§ **PROMPT**
Where does the string "list" appear in the records? Copy every line that contains it.

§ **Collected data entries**
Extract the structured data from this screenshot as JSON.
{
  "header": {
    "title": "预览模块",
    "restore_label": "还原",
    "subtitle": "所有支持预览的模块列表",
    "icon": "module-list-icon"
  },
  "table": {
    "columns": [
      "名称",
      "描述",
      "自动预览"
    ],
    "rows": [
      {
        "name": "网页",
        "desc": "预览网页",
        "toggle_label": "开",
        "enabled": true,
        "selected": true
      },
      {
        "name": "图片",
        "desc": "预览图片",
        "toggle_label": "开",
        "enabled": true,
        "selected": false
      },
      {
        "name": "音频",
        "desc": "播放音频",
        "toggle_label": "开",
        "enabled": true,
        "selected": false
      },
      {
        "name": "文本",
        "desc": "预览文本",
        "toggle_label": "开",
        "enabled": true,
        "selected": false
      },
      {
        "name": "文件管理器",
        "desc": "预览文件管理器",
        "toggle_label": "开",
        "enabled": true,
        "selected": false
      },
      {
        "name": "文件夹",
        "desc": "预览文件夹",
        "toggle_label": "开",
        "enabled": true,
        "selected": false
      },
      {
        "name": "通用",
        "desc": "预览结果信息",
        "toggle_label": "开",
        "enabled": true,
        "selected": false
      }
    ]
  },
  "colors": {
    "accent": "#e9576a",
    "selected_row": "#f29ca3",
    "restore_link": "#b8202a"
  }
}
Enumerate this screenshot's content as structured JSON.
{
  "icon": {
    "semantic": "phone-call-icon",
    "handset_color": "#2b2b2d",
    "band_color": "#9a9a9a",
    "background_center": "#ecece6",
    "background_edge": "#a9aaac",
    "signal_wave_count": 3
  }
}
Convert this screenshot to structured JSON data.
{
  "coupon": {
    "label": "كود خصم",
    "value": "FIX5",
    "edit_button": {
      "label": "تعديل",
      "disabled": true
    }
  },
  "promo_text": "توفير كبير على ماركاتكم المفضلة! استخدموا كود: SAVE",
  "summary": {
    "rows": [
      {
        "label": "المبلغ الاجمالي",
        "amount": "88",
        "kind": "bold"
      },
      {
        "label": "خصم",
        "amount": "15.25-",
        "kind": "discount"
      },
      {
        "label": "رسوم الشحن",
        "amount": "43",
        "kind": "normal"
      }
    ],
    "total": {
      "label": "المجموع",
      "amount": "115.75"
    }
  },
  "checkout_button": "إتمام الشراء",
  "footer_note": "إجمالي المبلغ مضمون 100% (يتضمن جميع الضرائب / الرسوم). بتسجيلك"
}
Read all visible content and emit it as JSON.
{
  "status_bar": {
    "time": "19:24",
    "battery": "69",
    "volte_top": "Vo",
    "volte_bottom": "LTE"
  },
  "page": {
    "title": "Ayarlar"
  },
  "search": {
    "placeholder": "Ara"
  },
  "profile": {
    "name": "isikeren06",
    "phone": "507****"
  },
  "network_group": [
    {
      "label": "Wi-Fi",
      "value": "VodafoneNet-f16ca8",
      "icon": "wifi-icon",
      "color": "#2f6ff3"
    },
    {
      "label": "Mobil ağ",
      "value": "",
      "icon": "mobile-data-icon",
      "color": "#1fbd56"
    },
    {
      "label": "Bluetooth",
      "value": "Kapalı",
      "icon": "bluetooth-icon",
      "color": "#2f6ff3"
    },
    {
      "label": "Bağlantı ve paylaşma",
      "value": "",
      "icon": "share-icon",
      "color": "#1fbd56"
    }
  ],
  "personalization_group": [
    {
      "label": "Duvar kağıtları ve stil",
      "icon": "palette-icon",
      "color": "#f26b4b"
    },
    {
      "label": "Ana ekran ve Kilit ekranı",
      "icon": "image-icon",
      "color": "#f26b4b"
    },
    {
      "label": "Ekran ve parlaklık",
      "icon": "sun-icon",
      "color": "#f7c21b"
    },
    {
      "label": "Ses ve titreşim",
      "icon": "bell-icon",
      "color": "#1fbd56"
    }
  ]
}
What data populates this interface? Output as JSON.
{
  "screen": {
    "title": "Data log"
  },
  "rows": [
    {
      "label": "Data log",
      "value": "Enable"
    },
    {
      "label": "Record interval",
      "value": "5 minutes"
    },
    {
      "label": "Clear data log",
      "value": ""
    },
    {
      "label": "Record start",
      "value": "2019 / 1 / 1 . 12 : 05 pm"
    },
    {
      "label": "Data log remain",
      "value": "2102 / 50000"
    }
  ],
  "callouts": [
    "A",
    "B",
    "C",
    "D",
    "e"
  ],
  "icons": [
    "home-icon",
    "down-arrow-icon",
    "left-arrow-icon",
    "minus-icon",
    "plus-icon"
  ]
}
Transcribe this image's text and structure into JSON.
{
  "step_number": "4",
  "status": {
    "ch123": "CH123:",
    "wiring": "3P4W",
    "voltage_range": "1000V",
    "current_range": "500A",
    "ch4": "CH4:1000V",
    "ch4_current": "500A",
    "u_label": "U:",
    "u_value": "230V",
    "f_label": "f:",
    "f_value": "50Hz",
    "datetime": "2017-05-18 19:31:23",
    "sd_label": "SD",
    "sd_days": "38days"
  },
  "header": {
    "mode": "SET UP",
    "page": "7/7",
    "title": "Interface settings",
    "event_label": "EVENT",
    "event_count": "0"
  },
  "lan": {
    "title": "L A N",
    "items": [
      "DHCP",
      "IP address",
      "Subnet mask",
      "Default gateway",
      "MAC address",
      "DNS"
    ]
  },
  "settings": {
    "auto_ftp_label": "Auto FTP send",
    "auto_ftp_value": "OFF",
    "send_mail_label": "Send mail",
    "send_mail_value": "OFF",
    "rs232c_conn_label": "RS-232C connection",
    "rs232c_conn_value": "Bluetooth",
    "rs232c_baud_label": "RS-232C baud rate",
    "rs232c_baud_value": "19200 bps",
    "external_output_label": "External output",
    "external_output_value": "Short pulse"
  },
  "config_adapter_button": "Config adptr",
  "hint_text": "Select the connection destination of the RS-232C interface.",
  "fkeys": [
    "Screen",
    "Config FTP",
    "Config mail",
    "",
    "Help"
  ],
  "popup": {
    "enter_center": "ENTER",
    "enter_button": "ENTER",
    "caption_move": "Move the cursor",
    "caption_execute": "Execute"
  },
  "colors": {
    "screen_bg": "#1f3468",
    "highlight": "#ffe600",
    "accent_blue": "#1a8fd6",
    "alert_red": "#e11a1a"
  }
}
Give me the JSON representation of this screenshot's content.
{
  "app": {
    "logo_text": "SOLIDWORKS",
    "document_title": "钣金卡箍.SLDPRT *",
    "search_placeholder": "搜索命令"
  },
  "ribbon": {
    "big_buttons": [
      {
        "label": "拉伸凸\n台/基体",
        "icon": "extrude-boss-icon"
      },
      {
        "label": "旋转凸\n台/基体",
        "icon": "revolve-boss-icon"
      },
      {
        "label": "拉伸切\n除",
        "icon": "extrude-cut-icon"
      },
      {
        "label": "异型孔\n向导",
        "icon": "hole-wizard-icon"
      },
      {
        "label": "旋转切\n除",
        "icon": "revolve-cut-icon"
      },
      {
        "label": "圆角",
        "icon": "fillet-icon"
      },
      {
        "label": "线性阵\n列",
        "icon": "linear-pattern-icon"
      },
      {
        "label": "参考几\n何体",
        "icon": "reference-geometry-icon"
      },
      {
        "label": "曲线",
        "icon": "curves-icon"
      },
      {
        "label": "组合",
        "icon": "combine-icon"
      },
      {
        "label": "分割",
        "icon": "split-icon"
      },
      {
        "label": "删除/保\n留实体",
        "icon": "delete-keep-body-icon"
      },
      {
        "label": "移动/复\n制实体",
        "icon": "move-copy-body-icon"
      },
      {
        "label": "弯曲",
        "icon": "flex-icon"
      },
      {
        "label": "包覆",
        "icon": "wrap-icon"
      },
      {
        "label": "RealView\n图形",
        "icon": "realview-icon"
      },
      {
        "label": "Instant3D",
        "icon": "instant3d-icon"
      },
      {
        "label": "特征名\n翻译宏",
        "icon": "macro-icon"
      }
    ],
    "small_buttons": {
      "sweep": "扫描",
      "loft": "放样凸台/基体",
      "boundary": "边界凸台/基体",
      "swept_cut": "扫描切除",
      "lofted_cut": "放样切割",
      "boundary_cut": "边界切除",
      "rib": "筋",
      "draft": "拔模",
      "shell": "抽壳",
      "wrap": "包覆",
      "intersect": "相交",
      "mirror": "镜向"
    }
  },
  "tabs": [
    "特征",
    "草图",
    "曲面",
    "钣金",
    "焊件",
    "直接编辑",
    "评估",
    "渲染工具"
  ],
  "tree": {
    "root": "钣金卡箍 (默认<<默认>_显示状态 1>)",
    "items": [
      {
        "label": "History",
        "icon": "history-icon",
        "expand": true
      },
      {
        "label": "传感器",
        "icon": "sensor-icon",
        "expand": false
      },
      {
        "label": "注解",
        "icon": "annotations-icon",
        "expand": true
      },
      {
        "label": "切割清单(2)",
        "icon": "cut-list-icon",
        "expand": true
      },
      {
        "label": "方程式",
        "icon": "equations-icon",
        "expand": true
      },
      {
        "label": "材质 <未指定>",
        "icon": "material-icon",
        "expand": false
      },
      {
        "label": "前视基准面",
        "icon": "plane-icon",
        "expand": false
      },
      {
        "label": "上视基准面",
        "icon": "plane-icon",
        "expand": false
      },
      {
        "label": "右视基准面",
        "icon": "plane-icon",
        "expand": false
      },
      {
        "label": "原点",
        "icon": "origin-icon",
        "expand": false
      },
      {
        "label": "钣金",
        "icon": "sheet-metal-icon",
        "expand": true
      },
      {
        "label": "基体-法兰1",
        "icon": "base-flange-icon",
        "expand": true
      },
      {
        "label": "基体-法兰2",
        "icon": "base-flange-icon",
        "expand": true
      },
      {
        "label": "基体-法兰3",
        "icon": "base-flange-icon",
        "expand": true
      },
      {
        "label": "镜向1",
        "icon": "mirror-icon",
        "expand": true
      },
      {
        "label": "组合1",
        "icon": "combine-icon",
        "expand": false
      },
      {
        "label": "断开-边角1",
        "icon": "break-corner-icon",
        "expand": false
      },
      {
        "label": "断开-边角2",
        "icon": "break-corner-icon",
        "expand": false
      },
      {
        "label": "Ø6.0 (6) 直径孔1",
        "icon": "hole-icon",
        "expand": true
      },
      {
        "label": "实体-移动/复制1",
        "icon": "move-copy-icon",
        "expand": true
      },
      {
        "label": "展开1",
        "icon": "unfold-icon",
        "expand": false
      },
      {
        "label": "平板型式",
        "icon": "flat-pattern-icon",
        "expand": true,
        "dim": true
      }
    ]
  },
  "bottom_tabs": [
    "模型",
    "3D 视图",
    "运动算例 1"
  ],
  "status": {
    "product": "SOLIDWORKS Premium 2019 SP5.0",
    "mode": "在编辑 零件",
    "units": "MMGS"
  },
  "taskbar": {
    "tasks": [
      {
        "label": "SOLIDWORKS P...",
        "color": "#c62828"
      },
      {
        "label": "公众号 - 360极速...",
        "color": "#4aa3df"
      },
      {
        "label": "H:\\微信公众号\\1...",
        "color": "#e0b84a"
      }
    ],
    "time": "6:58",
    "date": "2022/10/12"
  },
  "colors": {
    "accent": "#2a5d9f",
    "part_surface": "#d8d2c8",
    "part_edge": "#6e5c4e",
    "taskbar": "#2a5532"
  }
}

§ **THE ANSWER**
    "icon": "module-list-icon"
        "icon": "cut-list-icon",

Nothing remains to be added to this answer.